- **WRITTEN TASK**
Copy the full set of lines exactly as given.
+--
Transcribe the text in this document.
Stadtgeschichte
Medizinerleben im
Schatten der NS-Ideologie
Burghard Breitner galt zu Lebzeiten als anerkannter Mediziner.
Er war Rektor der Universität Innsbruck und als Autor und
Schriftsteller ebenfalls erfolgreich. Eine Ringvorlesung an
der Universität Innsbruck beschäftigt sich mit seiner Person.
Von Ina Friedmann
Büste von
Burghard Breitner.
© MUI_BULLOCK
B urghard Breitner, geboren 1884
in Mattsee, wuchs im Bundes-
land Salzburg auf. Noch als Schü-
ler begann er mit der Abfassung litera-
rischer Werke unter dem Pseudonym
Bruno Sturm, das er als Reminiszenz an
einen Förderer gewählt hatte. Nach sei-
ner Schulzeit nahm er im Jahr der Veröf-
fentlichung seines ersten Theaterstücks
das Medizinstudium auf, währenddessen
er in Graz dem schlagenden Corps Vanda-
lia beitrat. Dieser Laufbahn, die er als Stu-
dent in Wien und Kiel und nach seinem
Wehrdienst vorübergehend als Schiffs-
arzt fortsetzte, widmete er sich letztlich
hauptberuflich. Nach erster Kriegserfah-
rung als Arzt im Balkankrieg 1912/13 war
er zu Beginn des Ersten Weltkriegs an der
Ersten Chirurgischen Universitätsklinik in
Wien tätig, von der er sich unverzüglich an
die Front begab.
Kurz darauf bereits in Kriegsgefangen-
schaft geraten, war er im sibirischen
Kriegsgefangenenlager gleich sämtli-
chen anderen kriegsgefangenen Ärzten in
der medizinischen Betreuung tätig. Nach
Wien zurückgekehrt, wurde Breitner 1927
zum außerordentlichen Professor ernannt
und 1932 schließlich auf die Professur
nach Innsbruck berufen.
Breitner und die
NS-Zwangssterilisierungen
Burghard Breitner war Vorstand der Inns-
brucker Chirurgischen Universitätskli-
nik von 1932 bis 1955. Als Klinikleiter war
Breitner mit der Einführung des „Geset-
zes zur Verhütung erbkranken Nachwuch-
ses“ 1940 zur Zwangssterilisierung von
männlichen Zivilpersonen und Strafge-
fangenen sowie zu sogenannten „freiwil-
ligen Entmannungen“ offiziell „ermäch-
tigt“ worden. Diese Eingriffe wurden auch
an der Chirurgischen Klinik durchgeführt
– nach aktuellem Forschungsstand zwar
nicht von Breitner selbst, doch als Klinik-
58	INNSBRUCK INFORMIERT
+--
- **REPLY**
Transcribe the text in this document.
Stadtgeschichte
Medizinerleben im
Schatten der NS-Ideologie
Burghard Breitner galt zu Lebzeiten als anerkannter Mediziner.
Er war Rektor der Universität Innsbruck und als Autor und
Schriftsteller ebenfalls erfolgreich. Eine Ringvorlesung an
der Universität Innsbruck beschäftigt sich mit seiner Person.
Von Ina Friedmann
Büste von
Burghard Breitner.
© MUI_BULLOCK
B urghard Breitner, geboren 1884
in Mattsee, wuchs im Bundes-
land Salzburg auf. Noch als Schü-
ler begann er mit der Abfassung litera-
rischer Werke unter dem Pseudonym
Bruno Sturm, das er als Reminiszenz an
einen Förderer gewählt hatte. Nach sei-
ner Schulzeit nahm er im Jahr der Veröf-
fentlichung seines ersten Theaterstücks
das Medizinstudium auf, währenddessen
er in Graz dem schlagenden Corps Vanda-
lia beitrat. Dieser Laufbahn, die er als Stu-
dent in Wien und Kiel und nach seinem
Wehrdienst vorübergehend als Schiffs-
arzt fortsetzte, widmete er sich letztlich
hauptberuflich. Nach erster Kriegserfah-
rung als Arzt im Balkankrieg 1912/13 war
er zu Beginn des Ersten Weltkriegs an der
Ersten Chirurgischen Universitätsklinik in
Wien tätig, von der er sich unverzüglich an
die Front begab.
Kurz darauf bereits in Kriegsgefangen-
schaft geraten, war er im sibirischen
Kriegsgefangenenlager gleich sämtli-
chen anderen kriegsgefangenen Ärzten in
der medizinischen Betreuung tätig. Nach
Wien zurückgekehrt, wurde Breitner 1927
zum außerordentlichen Professor ernannt
und 1932 schließlich auf die Professur
nach Innsbruck berufen.
Breitner und die
NS-Zwangssterilisierungen
Burghard Breitner war Vorstand der Inns-
brucker Chirurgischen Universitätskli-
nik von 1932 bis 1955. Als Klinikleiter war
Breitner mit der Einführung des „Geset-
zes zur Verhütung erbkranken Nachwuch-
ses“ 1940 zur Zwangssterilisierung von
männlichen Zivilpersonen und Strafge-
fangenen sowie zu sogenannten „freiwil-
ligen Entmannungen“ offiziell „ermäch-
tigt“ worden. Diese Eingriffe wurden auch
an der Chirurgischen Klinik durchgeführt
– nach aktuellem Forschungsstand zwar
nicht von Breitner selbst, doch als Klinik-
58	INNSBRUCK INFORMIERT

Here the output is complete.